Figure dataset records
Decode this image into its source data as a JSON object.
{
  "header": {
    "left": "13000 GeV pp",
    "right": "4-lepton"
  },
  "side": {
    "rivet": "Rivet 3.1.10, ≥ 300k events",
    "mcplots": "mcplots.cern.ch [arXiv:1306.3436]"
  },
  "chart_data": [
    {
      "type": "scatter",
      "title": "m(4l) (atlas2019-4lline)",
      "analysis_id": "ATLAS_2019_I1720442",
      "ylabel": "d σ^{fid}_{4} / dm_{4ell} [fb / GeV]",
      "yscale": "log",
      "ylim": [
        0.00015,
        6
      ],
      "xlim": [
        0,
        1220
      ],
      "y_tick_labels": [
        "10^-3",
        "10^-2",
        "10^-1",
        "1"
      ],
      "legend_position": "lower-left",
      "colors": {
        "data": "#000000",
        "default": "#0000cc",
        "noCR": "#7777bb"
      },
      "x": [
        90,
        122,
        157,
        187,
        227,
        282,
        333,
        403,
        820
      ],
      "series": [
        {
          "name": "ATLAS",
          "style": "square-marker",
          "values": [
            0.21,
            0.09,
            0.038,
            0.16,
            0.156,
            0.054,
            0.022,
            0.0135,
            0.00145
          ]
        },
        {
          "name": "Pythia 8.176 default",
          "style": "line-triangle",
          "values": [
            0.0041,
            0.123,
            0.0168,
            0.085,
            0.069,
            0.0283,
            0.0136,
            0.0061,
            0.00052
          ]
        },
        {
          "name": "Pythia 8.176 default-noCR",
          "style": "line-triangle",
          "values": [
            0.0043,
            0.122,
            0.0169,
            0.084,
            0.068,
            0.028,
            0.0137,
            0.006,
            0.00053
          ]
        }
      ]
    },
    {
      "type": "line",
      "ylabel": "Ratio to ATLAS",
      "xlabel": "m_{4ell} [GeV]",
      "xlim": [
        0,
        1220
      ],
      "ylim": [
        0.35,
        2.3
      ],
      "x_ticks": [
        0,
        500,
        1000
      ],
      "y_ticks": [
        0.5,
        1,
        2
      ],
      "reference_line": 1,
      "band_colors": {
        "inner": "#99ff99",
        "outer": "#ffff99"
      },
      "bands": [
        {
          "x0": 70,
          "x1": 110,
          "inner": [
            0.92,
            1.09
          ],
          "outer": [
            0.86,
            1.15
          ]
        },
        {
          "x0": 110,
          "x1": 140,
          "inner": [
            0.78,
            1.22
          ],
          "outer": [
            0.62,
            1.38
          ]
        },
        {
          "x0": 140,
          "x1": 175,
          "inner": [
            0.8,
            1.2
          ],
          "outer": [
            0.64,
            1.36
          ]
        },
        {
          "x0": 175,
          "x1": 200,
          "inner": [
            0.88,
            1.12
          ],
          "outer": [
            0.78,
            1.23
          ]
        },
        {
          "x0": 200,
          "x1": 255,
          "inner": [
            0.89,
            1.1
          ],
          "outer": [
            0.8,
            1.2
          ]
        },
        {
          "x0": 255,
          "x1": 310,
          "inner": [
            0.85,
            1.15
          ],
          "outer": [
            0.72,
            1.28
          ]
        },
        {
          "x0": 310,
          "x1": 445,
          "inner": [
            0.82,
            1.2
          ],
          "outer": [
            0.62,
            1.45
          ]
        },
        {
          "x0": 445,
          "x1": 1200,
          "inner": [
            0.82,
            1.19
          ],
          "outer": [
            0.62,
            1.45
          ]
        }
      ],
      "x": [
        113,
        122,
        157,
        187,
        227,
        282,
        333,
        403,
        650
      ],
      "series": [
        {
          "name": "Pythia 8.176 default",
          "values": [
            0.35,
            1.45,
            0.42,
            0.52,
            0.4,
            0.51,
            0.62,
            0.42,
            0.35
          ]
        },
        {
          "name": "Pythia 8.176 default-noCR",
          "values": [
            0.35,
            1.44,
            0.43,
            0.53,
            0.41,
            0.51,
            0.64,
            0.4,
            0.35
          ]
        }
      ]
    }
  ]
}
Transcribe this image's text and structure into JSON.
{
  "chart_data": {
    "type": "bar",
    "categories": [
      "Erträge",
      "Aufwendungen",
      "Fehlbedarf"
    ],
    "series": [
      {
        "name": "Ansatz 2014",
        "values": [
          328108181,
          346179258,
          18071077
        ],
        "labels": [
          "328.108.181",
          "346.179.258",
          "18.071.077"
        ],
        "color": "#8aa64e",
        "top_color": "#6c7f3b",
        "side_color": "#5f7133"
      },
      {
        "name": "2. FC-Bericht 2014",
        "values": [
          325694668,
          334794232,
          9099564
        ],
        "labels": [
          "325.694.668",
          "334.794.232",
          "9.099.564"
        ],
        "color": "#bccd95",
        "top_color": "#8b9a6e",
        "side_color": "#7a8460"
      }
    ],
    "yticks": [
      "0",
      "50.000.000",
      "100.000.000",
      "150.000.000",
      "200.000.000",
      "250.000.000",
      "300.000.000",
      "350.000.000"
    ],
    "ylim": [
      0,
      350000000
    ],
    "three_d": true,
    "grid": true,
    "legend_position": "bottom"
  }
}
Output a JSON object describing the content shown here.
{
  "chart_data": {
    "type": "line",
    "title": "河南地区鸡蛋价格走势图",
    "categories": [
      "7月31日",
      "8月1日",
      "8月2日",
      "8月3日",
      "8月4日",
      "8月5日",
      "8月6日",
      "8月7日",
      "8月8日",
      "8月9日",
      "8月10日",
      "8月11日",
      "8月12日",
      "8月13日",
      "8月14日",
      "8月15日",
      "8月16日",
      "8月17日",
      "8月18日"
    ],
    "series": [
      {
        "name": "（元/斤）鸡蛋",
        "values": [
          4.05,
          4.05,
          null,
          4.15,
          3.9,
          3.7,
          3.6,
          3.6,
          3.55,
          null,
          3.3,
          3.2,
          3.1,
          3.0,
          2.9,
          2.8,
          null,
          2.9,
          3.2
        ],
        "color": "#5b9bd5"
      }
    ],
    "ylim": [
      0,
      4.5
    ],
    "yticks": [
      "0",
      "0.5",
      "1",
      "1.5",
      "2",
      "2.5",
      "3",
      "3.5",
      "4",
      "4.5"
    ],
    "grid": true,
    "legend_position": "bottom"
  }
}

Work to be completed: Out of the records, collect only those lines that contain the string "this".

Solved exercise:
Decode this image into its source data as a JSON object.
Transcribe this image's text and structure into JSON.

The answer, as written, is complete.